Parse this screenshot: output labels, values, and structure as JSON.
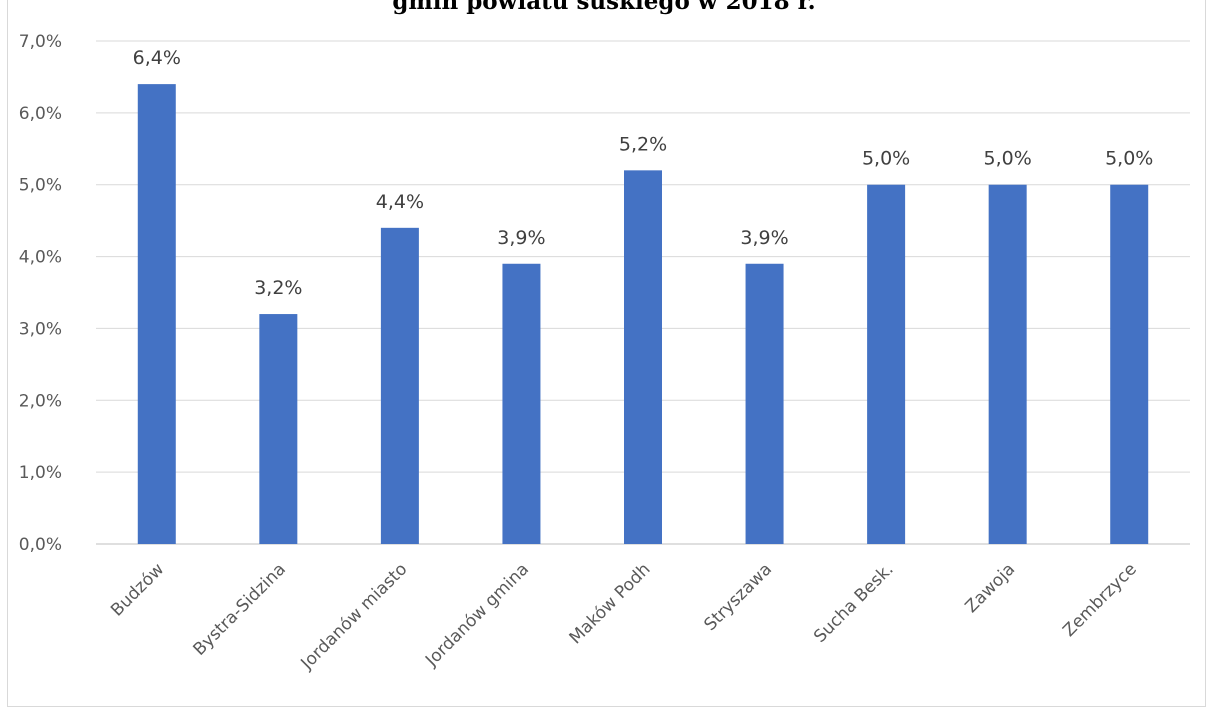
{
  "chart_data": {
    "type": "bar",
    "title": "gmin powiatu suskiego w 2018 r.",
    "categories": [
      "Budzów",
      "Bystra-Sidzina",
      "Jordanów miasto",
      "Jordanów gmina",
      "Maków Podh",
      "Stryszawa",
      "Sucha Besk.",
      "Zawoja",
      "Zembrzyce"
    ],
    "values": [
      6.4,
      3.2,
      4.4,
      3.9,
      5.2,
      3.9,
      5.0,
      5.0,
      5.0
    ],
    "data_labels": [
      "6,4%",
      "3,2%",
      "4,4%",
      "3,9%",
      "5,2%",
      "3,9%",
      "5,0%",
      "5,0%",
      "5,0%"
    ],
    "y_ticks": [
      "0,0%",
      "1,0%",
      "2,0%",
      "3,0%",
      "4,0%",
      "5,0%",
      "6,0%",
      "7,0%"
    ],
    "ylim": [
      0,
      7
    ],
    "grid": true,
    "xlabel": "",
    "ylabel": "",
    "colors": {
      "bar": "#4472C4",
      "grid": "#d9d9d9",
      "axis": "#bfbfbf"
    }
  }
}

- - -

* Task brief *
Could you reproduce every record above exactly, leaving out the pictures?

* Output *
Parse this screenshot: output labels, values, and structure as JSON.
{
  "chart_data": {
    "type": "bar",
    "title": "gmin powiatu suskiego w 2018 r.",
    "categories": [
      "Budzów",
      "Bystra-Sidzina",
      "Jordanów miasto",
      "Jordanów gmina",
      "Maków Podh",
      "Stryszawa",
      "Sucha Besk.",
      "Zawoja",
      "Zembrzyce"
    ],
    "values": [
      6.4,
      3.2,
      4.4,
      3.9,
      5.2,
      3.9,
      5.0,
      5.0,
      5.0
    ],
    "data_labels": [
      "6,4%",
      "3,2%",
      "4,4%",
      "3,9%",
      "5,2%",
      "3,9%",
      "5,0%",
      "5,0%",
      "5,0%"
    ],
    "y_ticks": [
      "0,0%",
      "1,0%",
      "2,0%",
      "3,0%",
      "4,0%",
      "5,0%",
      "6,0%",
      "7,0%"
    ],
    "ylim": [
      0,
      7
    ],
    "grid": true,
    "xlabel": "",
    "ylabel": "",
    "colors": {
      "bar": "#4472C4",
      "grid": "#d9d9d9",
      "axis": "#bfbfbf"
    }
  }
}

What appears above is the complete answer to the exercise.